Aim:
List each line of the data that holds the string "text", please.

Data shown:
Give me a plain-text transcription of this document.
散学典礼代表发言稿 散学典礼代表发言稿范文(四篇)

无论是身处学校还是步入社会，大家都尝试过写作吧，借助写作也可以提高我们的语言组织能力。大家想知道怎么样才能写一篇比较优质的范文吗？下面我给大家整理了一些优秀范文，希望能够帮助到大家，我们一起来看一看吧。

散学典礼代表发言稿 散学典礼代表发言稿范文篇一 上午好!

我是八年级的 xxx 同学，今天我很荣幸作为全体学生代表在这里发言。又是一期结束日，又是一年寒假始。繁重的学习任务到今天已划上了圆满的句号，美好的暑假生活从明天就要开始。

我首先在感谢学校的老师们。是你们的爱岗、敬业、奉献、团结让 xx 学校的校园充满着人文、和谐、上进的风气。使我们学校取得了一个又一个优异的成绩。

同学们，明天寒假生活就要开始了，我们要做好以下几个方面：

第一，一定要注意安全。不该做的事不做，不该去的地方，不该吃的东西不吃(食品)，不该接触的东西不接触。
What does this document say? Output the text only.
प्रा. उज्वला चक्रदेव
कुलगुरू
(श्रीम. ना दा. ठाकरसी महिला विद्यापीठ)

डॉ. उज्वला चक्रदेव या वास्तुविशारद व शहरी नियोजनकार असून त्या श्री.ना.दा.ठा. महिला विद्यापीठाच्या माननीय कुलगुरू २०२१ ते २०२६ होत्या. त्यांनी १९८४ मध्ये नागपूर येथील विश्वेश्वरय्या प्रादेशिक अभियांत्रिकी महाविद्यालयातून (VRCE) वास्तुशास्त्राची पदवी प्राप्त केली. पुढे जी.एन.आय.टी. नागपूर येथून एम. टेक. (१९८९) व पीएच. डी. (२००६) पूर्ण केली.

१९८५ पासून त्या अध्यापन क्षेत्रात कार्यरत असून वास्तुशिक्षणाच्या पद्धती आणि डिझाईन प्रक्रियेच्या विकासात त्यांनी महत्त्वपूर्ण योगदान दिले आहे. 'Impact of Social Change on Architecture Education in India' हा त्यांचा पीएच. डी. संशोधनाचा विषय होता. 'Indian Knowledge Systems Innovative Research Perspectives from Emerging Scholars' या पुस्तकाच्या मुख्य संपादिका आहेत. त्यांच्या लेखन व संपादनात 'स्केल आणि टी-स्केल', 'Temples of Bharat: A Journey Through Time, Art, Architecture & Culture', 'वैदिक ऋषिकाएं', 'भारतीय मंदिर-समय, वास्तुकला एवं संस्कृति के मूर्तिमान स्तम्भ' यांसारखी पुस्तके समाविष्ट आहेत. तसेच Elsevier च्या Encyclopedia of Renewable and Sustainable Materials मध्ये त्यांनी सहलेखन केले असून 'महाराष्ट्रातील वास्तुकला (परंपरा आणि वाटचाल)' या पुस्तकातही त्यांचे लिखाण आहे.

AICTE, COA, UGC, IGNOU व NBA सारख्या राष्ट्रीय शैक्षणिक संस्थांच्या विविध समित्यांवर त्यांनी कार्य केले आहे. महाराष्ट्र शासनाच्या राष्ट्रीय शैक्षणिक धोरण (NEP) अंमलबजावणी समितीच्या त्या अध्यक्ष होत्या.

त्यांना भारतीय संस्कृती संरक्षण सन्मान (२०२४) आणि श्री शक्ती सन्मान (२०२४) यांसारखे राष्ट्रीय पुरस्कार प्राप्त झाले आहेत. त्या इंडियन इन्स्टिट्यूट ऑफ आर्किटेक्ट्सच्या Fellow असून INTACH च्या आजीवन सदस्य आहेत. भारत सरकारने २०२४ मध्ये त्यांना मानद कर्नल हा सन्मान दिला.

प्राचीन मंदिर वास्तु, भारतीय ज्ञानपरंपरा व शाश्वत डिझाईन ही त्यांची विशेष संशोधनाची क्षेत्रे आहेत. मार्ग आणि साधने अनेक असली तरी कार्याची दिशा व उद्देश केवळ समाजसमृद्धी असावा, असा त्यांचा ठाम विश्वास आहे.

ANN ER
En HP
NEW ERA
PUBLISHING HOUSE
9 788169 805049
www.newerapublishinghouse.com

Expected output:
Give me a plain-text transcription of this document.
What does this document say? Output the text only.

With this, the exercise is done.